[Stored data]

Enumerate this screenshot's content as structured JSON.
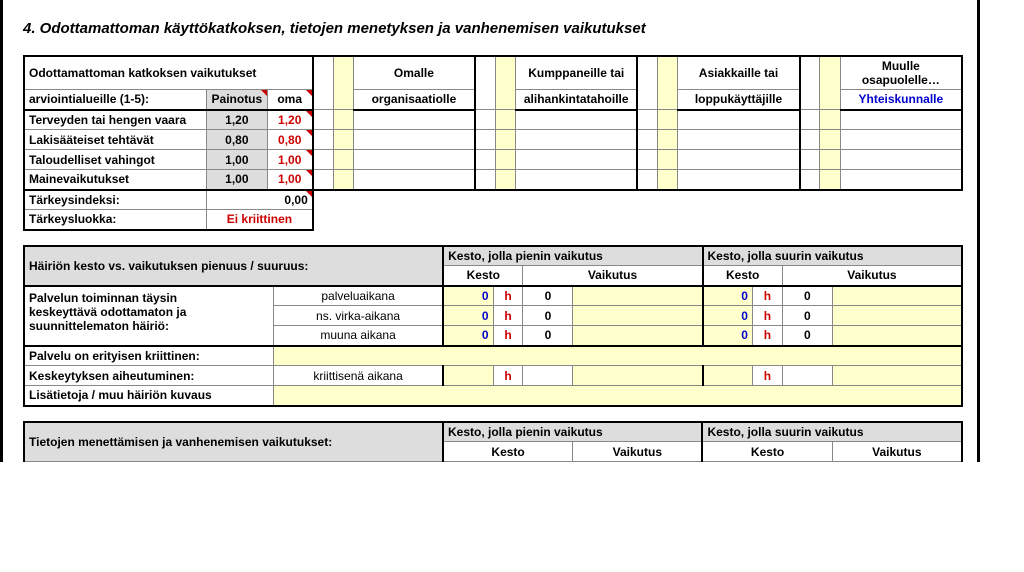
{
  "section": {
    "title": "4. Odottamattoman käyttökatkoksen, tietojen menetyksen ja vanhenemisen vaikutukset"
  },
  "tab1": {
    "hdr1": "Odottamattoman katkoksen vaikutukset",
    "hdr2a": "arviointialueille (1-5):",
    "hdr2b": "Painotus",
    "hdr2c": "oma",
    "col_omalle1": "Omalle",
    "col_omalle2": "organisaatiolle",
    "col_kumpp1": "Kumppaneille tai",
    "col_kumpp2": "alihankintatahoille",
    "col_asiak1": "Asiakkaille tai",
    "col_asiak2": "loppukäyttäjille",
    "col_muu1": "Muulle osapuolelle…",
    "col_muu2": "Yhteiskunnalle",
    "rows": {
      "r1": {
        "label": "Terveyden tai hengen vaara",
        "p": "1,20",
        "o": "1,20"
      },
      "r2": {
        "label": "Lakisääteiset tehtävät",
        "p": "0,80",
        "o": "0,80"
      },
      "r3": {
        "label": "Taloudelliset vahingot",
        "p": "1,00",
        "o": "1,00"
      },
      "r4": {
        "label": "Mainevaikutukset",
        "p": "1,00",
        "o": "1,00"
      }
    },
    "idx_label": "Tärkeysindeksi:",
    "idx_val": "0,00",
    "luokka_label": "Tärkeysluokka:",
    "luokka_val": "Ei kriittinen"
  },
  "tab2": {
    "hdr": "Häiriön kesto vs. vaikutuksen pienuus / suuruus:",
    "kesto_pien": "Kesto, jolla pienin vaikutus",
    "kesto_suur": "Kesto, jolla suurin vaikutus",
    "kesto": "Kesto",
    "vaik": "Vaikutus",
    "desc1": "Palvelun toiminnan täysin",
    "desc2": "keskeyttävä odottamaton ja",
    "desc3": "suunnittelematon häiriö:",
    "rowlbl": {
      "a": "palveluaikana",
      "b": "ns. virka-aikana",
      "c": "muuna aikana"
    },
    "zero": "0",
    "h": "h",
    "crit_label": "Palvelu on erityisen kriittinen:",
    "kesk_label": "Keskeytyksen aiheutuminen:",
    "kesk_val": "kriittisenä aikana",
    "lisa_label": "Lisätietoja / muu häiriön kuvaus"
  },
  "tab3": {
    "hdr": "Tietojen menettämisen ja vanhenemisen vaikutukset:",
    "kesto_pien": "Kesto, jolla pienin vaikutus",
    "kesto_suur": "Kesto, jolla suurin vaikutus",
    "kesto": "Kesto",
    "vaik": "Vaikutus"
  }
}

Instruction — Copy every line above word for word and exclude the pictures.

The solution —
Enumerate this screenshot's content as structured JSON.
{
  "section": {
    "title": "4. Odottamattoman käyttökatkoksen, tietojen menetyksen ja vanhenemisen vaikutukset"
  },
  "tab1": {
    "hdr1": "Odottamattoman katkoksen vaikutukset",
    "hdr2a": "arviointialueille (1-5):",
    "hdr2b": "Painotus",
    "hdr2c": "oma",
    "col_omalle1": "Omalle",
    "col_omalle2": "organisaatiolle",
    "col_kumpp1": "Kumppaneille tai",
    "col_kumpp2": "alihankintatahoille",
    "col_asiak1": "Asiakkaille tai",
    "col_asiak2": "loppukäyttäjille",
    "col_muu1": "Muulle osapuolelle…",
    "col_muu2": "Yhteiskunnalle",
    "rows": {
      "r1": {
        "label": "Terveyden tai hengen vaara",
        "p": "1,20",
        "o": "1,20"
      },
      "r2": {
        "label": "Lakisääteiset tehtävät",
        "p": "0,80",
        "o": "0,80"
      },
      "r3": {
        "label": "Taloudelliset vahingot",
        "p": "1,00",
        "o": "1,00"
      },
      "r4": {
        "label": "Mainevaikutukset",
        "p": "1,00",
        "o": "1,00"
      }
    },
    "idx_label": "Tärkeysindeksi:",
    "idx_val": "0,00",
    "luokka_label": "Tärkeysluokka:",
    "luokka_val": "Ei kriittinen"
  },
  "tab2": {
    "hdr": "Häiriön kesto vs. vaikutuksen pienuus / suuruus:",
    "kesto_pien": "Kesto, jolla pienin vaikutus",
    "kesto_suur": "Kesto, jolla suurin vaikutus",
    "kesto": "Kesto",
    "vaik": "Vaikutus",
    "desc1": "Palvelun toiminnan täysin",
    "desc2": "keskeyttävä odottamaton ja",
    "desc3": "suunnittelematon häiriö:",
    "rowlbl": {
      "a": "palveluaikana",
      "b": "ns. virka-aikana",
      "c": "muuna aikana"
    },
    "zero": "0",
    "h": "h",
    "crit_label": "Palvelu on erityisen kriittinen:",
    "kesk_label": "Keskeytyksen aiheutuminen:",
    "kesk_val": "kriittisenä aikana",
    "lisa_label": "Lisätietoja / muu häiriön kuvaus"
  },
  "tab3": {
    "hdr": "Tietojen menettämisen ja vanhenemisen vaikutukset:",
    "kesto_pien": "Kesto, jolla pienin vaikutus",
    "kesto_suur": "Kesto, jolla suurin vaikutus",
    "kesto": "Kesto",
    "vaik": "Vaikutus"
  }
}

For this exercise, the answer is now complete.